#### Objective 1
Retype the passage on negative gearing word for word, starting at "What is negative" and ending at "that financial year.".
#### Objective 2
Extend the passage on negative gearing, picking up after its final sentence.

What is negative gearing?

In most cases, negative gearing affects someone who has borrowed money to purchase an investment property, but the interest on the loan is more than the income they receive in rent, meaning the investor makes a loss for the first few years until they reduce their loan amount, or they increase the rent they receive.

Under current tax laws, this loss can then be deducted from other income, in most cases the investors wage from their ‘day job’, reducing their overall taxable income in that financial year.

Positive gearing is what happens when the interest on the loan is lower than the net rental income. In this case the investor is liable to pay tax on this income at their marginal tax rate.

Why do investors use negative gearing?

Obviously, a property investor’s aim is to make money from their rental property in the long term. The idea is that any losses will be short term and outweighed by long-term capital gains. A landlord normally expects rental income to increase over time as the property rises in value and inflation plays its part. A negatively geared property normally becomes positively geared as time goes by.

#### Data provided
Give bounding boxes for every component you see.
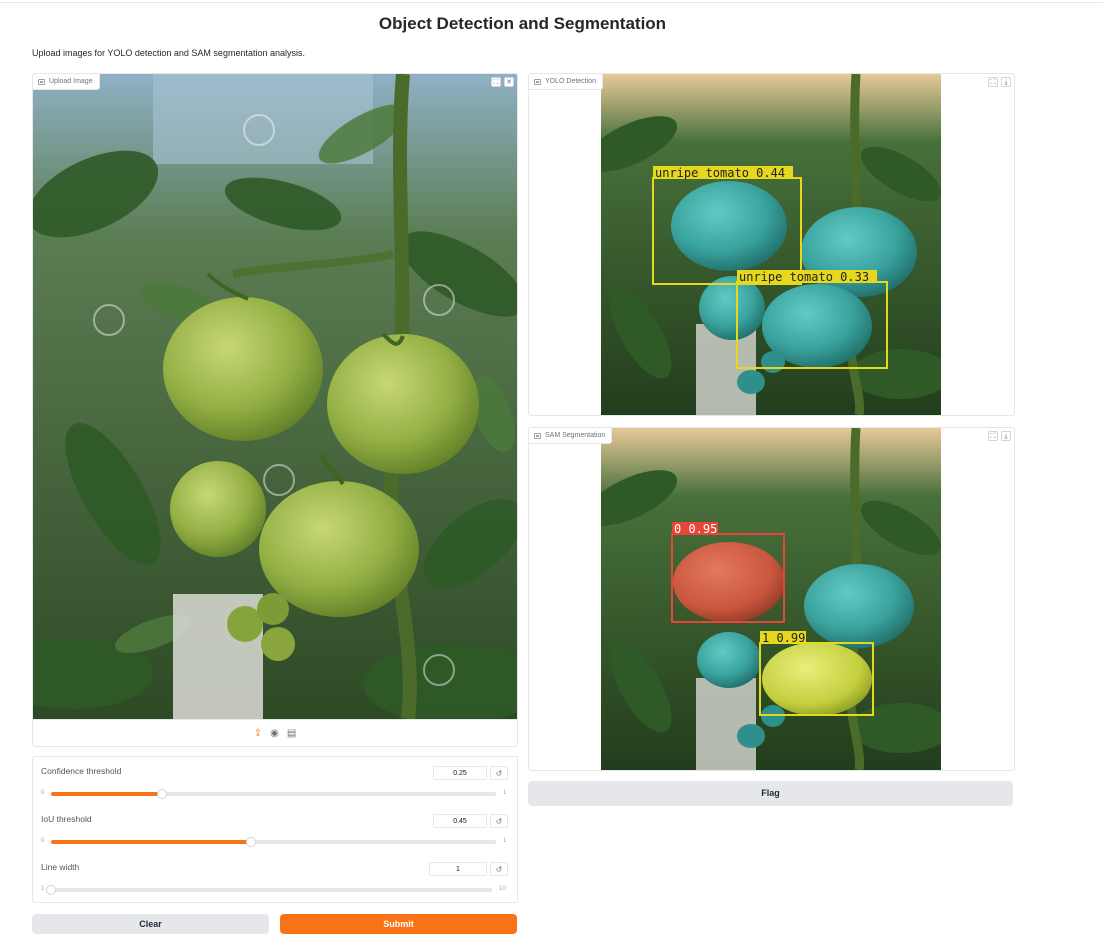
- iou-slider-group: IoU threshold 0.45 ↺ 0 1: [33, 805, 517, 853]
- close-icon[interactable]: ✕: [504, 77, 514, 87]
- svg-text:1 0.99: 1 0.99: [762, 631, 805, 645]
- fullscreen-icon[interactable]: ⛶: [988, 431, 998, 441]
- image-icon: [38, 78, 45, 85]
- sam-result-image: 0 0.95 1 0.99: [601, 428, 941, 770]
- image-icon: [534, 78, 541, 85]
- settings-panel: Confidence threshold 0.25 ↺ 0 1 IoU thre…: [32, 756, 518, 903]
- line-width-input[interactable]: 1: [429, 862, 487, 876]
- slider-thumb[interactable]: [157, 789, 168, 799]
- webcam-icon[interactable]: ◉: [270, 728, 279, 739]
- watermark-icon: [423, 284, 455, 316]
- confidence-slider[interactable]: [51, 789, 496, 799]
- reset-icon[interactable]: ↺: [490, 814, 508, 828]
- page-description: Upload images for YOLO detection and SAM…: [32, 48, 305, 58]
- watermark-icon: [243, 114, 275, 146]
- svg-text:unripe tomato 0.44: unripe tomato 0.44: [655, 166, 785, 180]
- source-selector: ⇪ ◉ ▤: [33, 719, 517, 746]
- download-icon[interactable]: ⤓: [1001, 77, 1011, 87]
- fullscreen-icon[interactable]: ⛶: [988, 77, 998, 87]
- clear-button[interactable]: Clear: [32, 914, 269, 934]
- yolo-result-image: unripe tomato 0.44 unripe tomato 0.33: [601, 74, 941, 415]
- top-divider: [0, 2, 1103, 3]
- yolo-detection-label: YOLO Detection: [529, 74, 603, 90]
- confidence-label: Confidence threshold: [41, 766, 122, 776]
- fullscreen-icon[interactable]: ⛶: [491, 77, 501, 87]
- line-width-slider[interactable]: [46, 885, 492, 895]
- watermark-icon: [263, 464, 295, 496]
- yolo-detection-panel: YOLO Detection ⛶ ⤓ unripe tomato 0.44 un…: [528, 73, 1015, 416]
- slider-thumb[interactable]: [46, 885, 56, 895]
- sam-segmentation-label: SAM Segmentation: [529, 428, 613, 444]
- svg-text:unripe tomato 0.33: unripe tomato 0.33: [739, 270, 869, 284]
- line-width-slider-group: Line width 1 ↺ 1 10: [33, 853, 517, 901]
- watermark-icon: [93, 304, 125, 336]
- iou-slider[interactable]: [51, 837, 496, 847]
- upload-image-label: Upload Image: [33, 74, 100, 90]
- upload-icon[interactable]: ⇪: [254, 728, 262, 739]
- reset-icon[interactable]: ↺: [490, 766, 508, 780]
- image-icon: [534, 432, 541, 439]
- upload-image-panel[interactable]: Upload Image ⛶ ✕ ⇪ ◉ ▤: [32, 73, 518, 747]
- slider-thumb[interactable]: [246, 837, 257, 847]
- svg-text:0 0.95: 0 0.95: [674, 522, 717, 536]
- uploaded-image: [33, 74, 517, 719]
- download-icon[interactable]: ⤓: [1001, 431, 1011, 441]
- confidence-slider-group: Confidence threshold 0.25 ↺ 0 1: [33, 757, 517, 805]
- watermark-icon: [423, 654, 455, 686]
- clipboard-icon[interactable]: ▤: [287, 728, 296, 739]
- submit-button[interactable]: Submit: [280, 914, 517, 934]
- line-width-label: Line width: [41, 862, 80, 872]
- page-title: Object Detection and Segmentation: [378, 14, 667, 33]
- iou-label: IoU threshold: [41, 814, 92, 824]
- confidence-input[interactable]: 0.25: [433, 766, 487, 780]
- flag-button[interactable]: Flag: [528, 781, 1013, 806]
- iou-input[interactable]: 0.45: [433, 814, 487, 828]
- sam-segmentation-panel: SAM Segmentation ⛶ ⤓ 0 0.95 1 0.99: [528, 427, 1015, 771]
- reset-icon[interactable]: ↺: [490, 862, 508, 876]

#### Task response 1
What is negative gearing?

In most cases, negative gearing affects someone who has borrowed money to purchase an investment property, but the interest on the loan is more than the income they receive in rent, meaning the investor makes a loss for the first few years until they reduce their loan amount, or they increase the rent they receive.

Under current tax laws, this loss can then be deducted from other income, in most cases the investors wage from their ‘day job’, reducing their overall taxable income in that financial year.

#### Task response 2
The debate on negative gearing

As we approach the federal election, you can expect the volume on the debate about negative gearing to go up a notch or two. Whilst the full details of the Labor party’s policy are yet to be fully laid out, they have made clear that they plan to cut back on the ability of property investors to use negative gearing as a means of getting their foot in the property market. Some people think this will improve affordability levels for those first home buyers who are struggling to buy their first home, other are less sure about this. Other people are concerned about setting a precedent that actively discourages Australians from securing their own long-term retirement plans by setting the barriers too high for first time investors. We’ll leave you to make up your own mind on what this may mean.

Important questions on negative gearing

No matter what your political beliefs or financial position, there are two important questions that we think need to be answered as this debate moves forward, and we hope to see some answers before the vote takes place.

  1. If we are going to discourage Australian ‘mums and dads’ from becoming property investors, who is going to provide all the rental accommodation that our growing population will need? After all, if rents go up in the face of a shortage of available rental properties, that will actually make it harder for them to save a deposit for their first home, not easier.
  2. Why should property investors be treated differently from every other profit-making venture which can claim its interest costs as a deductable business expense?


As always, if you have any questions about the property market in general or your own property in particular, feel free to call the team at Barry Plant Taylors Lakes on 03 9390 8333.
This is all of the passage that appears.